The problem: Pull each line holding "小壁虎说" out of the entries below.

Task material:
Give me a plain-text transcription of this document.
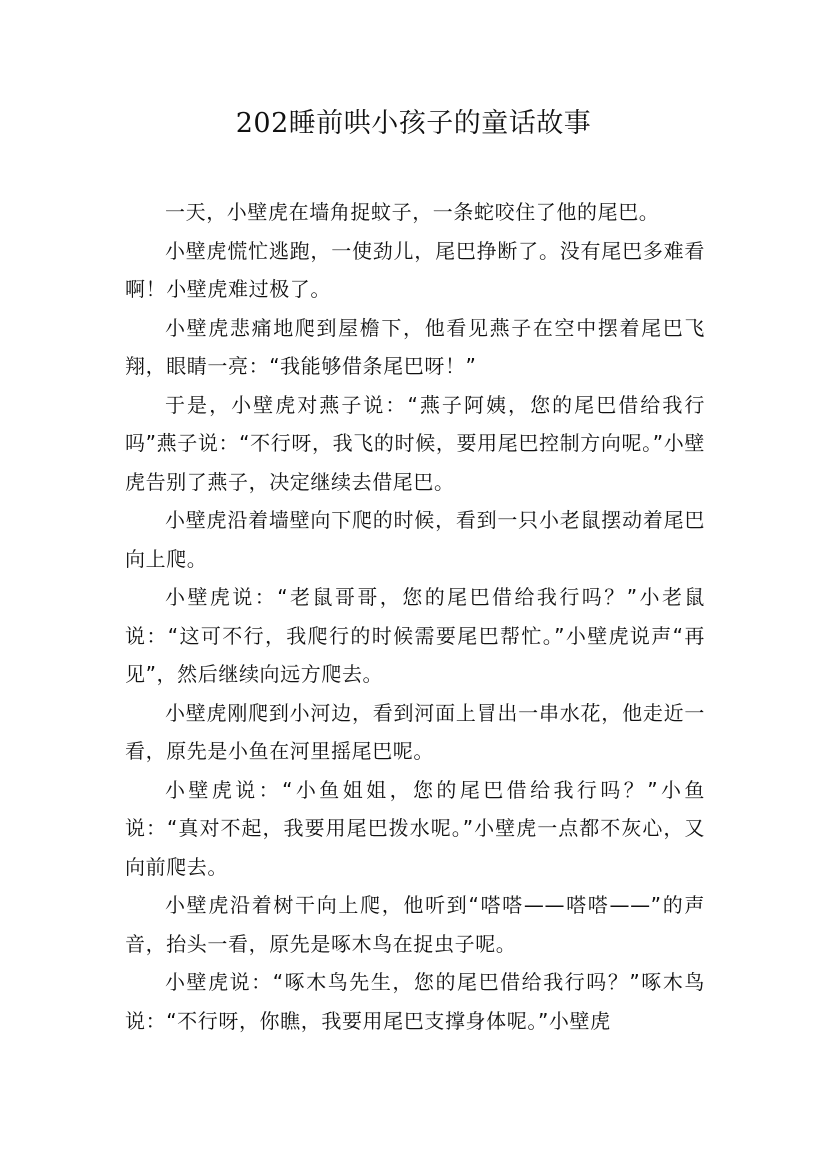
202睡前哄小孩子的童话故事

一天，小壁虎在墙角捉蚊子，一条蛇咬住了他的尾巴。

小壁虎慌忙逃跑，一使劲儿，尾巴挣断了。没有尾巴多难看啊！小壁虎难过极了。

小壁虎悲痛地爬到屋檐下，他看见燕子在空中摆着尾巴飞翔，眼睛一亮：“我能够借条尾巴呀！”

于是，小壁虎对燕子说：“燕子阿姨，您的尾巴借给我行吗”燕子说：“不行呀，我飞的时候，要用尾巴控制方向呢。”小壁虎告别了燕子，决定继续去借尾巴。

小壁虎沿着墙壁向下爬的时候，看到一只小老鼠摆动着尾巴向上爬。

小壁虎说：“老鼠哥哥，您的尾巴借给我行吗？”小老鼠说：“这可不行，我爬行的时候需要尾巴帮忙。”小壁虎说声“再见”，然后继续向远方爬去。

小壁虎刚爬到小河边，看到河面上冒出一串水花，他走近一看，原先是小鱼在河里摇尾巴呢。

小壁虎说：“小鱼姐姐，您的尾巴借给我行吗？”小鱼说：“真对不起，我要用尾巴拨水呢。”小壁虎一点都不灰心，又向前爬去。

小壁虎沿着树干向上爬，他听到“嗒嗒——嗒嗒——”的声音，抬头一看，原先是啄木鸟在捉虫子呢。

小壁虎说：“啄木鸟先生，您的尾巴借给我行吗？”啄木鸟说：“不行呀，你瞧，我要用尾巴支撑身体呢。”小壁虎
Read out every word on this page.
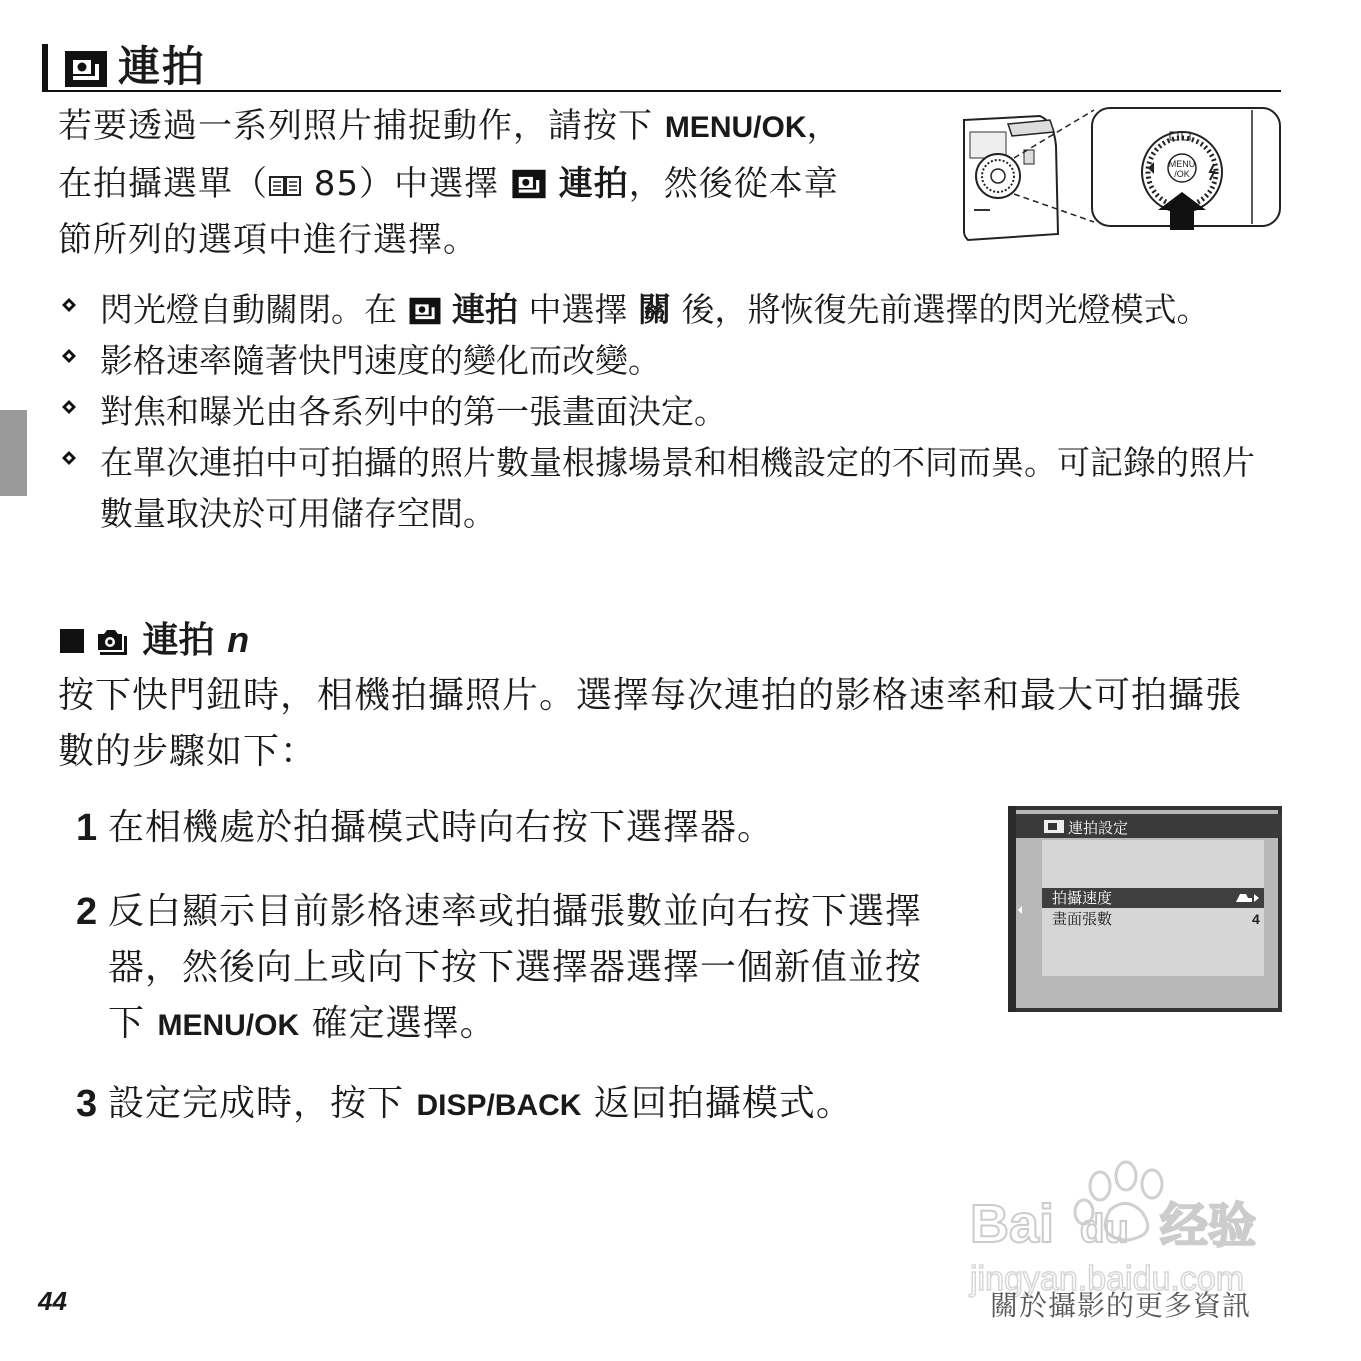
連拍
若要透過一系列照片捕捉動作，請按下 MENU/OK，
在拍攝選單（ 85）中選擇  連拍，然後從本章
節所列的選項中進行選擇。
MENU
/OK

閃光燈自動關閉。在  連拍 中選擇 關 後，將恢復先前選擇的閃光燈模式。

影格速率隨著快門速度的變化而改變。

對焦和曝光由各系列中的第一張畫面決定。

在單次連拍中可拍攝的照片數量根據場景和相機設定的不同而異。可記錄的照片數量取決於可用儲存空間。

連拍 n
按下快門鈕時，相機拍攝照片。選擇每次連拍的影格速率和最大可拍攝張數的步驟如下：
1 在相機處於拍攝模式時向右按下選擇器。
2 反白顯示目前影格速率或拍攝張數並向右按下選擇器，然後向上或向下按下選擇器選擇一個新值並按下 MENU/OK 確定選擇。
3 設定完成時，按下 DISP/BACK 返回拍攝模式。
連拍設定
拍攝速度
畫面張數	4
Bai du 经验
jingyan.baidu.com
44	關於攝影的更多資訊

Finished task:
小壁虎说：“老鼠哥哥，您的尾巴借给我行吗？”小老鼠说：“这可不行，我爬行的时候需要尾巴帮忙。”小壁虎说声“再见”，然后继续向远方爬去。
小壁虎说：“小鱼姐姐，您的尾巴借给我行吗？”小鱼说：“真对不起，我要用尾巴拨水呢。”小壁虎一点都不灰心，又向前爬去。
小壁虎说：“啄木鸟先生，您的尾巴借给我行吗？”啄木鸟说：“不行呀，你瞧，我要用尾巴支撑身体呢。”小壁虎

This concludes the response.